* **Data lines**:

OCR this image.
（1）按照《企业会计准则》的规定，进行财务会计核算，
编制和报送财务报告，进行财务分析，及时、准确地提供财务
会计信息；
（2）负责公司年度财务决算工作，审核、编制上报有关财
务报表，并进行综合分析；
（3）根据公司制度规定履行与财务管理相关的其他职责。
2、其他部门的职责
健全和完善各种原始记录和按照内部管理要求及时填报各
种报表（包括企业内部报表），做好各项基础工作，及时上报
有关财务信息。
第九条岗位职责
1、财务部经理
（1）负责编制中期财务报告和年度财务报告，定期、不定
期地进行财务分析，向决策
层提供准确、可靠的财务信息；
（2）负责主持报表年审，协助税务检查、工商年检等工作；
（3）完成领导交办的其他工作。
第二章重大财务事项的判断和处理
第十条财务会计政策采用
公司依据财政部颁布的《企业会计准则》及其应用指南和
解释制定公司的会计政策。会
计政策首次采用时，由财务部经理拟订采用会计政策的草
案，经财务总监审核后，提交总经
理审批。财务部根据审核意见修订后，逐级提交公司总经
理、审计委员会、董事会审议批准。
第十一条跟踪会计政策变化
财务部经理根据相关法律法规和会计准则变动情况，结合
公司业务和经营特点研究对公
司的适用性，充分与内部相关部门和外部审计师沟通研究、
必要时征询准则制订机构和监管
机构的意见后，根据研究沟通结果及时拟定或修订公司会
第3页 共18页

* **What this task involves**: Recopy the entries above in their entirety, exactly.

* **Written reply**:
OCR this image.
（1）按照《企业会计准则》的规定，进行财务会计核算，
编制和报送财务报告，进行财务分析，及时、准确地提供财务
会计信息；
（2）负责公司年度财务决算工作，审核、编制上报有关财
务报表，并进行综合分析；
（3）根据公司制度规定履行与财务管理相关的其他职责。
2、其他部门的职责
健全和完善各种原始记录和按照内部管理要求及时填报各
种报表（包括企业内部报表），做好各项基础工作，及时上报
有关财务信息。
第九条岗位职责
1、财务部经理
（1）负责编制中期财务报告和年度财务报告，定期、不定
期地进行财务分析，向决策
层提供准确、可靠的财务信息；
（2）负责主持报表年审，协助税务检查、工商年检等工作；
（3）完成领导交办的其他工作。
第二章重大财务事项的判断和处理
第十条财务会计政策采用
公司依据财政部颁布的《企业会计准则》及其应用指南和
解释制定公司的会计政策。会
计政策首次采用时，由财务部经理拟订采用会计政策的草
案，经财务总监审核后，提交总经
理审批。财务部根据审核意见修订后，逐级提交公司总经
理、审计委员会、董事会审议批准。
第十一条跟踪会计政策变化
财务部经理根据相关法律法规和会计准则变动情况，结合
公司业务和经营特点研究对公
司的适用性，充分与内部相关部门和外部审计师沟通研究、
必要时征询准则制订机构和监管
机构的意见后，根据研究沟通结果及时拟定或修订公司会
第3页 共18页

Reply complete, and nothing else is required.